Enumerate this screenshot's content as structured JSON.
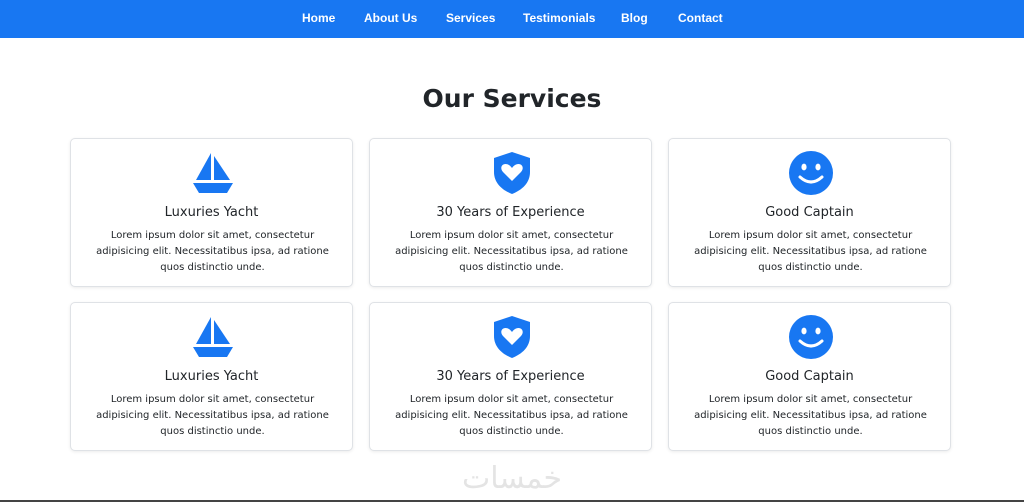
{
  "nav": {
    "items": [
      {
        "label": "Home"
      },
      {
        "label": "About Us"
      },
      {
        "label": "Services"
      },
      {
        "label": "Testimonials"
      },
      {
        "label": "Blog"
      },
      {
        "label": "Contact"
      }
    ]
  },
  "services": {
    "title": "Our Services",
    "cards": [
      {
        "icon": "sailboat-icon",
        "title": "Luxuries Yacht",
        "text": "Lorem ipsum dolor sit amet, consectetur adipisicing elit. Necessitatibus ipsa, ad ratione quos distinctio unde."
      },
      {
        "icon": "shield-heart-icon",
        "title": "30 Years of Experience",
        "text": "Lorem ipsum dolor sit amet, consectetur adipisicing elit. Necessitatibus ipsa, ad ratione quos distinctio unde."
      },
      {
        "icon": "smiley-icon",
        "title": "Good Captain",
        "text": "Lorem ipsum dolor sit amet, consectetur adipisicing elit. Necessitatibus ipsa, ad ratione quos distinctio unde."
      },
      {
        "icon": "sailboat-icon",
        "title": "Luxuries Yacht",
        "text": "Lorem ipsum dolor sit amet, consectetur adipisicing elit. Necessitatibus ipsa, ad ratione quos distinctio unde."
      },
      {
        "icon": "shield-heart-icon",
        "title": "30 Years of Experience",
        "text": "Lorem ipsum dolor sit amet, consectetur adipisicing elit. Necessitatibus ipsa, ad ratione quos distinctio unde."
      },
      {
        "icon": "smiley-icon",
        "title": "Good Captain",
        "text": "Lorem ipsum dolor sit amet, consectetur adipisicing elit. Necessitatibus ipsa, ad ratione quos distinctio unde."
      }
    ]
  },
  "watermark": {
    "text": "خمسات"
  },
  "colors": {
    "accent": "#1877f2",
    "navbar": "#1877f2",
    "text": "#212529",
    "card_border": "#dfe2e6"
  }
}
______
* _Short problem_
Retype every record above exactly as written, but leave out the pictures.

* _Solution_
Enumerate this screenshot's content as structured JSON.
{
  "nav": {
    "items": [
      {
        "label": "Home"
      },
      {
        "label": "About Us"
      },
      {
        "label": "Services"
      },
      {
        "label": "Testimonials"
      },
      {
        "label": "Blog"
      },
      {
        "label": "Contact"
      }
    ]
  },
  "services": {
    "title": "Our Services",
    "cards": [
      {
        "icon": "sailboat-icon",
        "title": "Luxuries Yacht",
        "text": "Lorem ipsum dolor sit amet, consectetur adipisicing elit. Necessitatibus ipsa, ad ratione quos distinctio unde."
      },
      {
        "icon": "shield-heart-icon",
        "title": "30 Years of Experience",
        "text": "Lorem ipsum dolor sit amet, consectetur adipisicing elit. Necessitatibus ipsa, ad ratione quos distinctio unde."
      },
      {
        "icon": "smiley-icon",
        "title": "Good Captain",
        "text": "Lorem ipsum dolor sit amet, consectetur adipisicing elit. Necessitatibus ipsa, ad ratione quos distinctio unde."
      },
      {
        "icon": "sailboat-icon",
        "title": "Luxuries Yacht",
        "text": "Lorem ipsum dolor sit amet, consectetur adipisicing elit. Necessitatibus ipsa, ad ratione quos distinctio unde."
      },
      {
        "icon": "shield-heart-icon",
        "title": "30 Years of Experience",
        "text": "Lorem ipsum dolor sit amet, consectetur adipisicing elit. Necessitatibus ipsa, ad ratione quos distinctio unde."
      },
      {
        "icon": "smiley-icon",
        "title": "Good Captain",
        "text": "Lorem ipsum dolor sit amet, consectetur adipisicing elit. Necessitatibus ipsa, ad ratione quos distinctio unde."
      }
    ]
  },
  "watermark": {
    "text": "خمسات"
  },
  "colors": {
    "accent": "#1877f2",
    "navbar": "#1877f2",
    "text": "#212529",
    "card_border": "#dfe2e6"
  }
}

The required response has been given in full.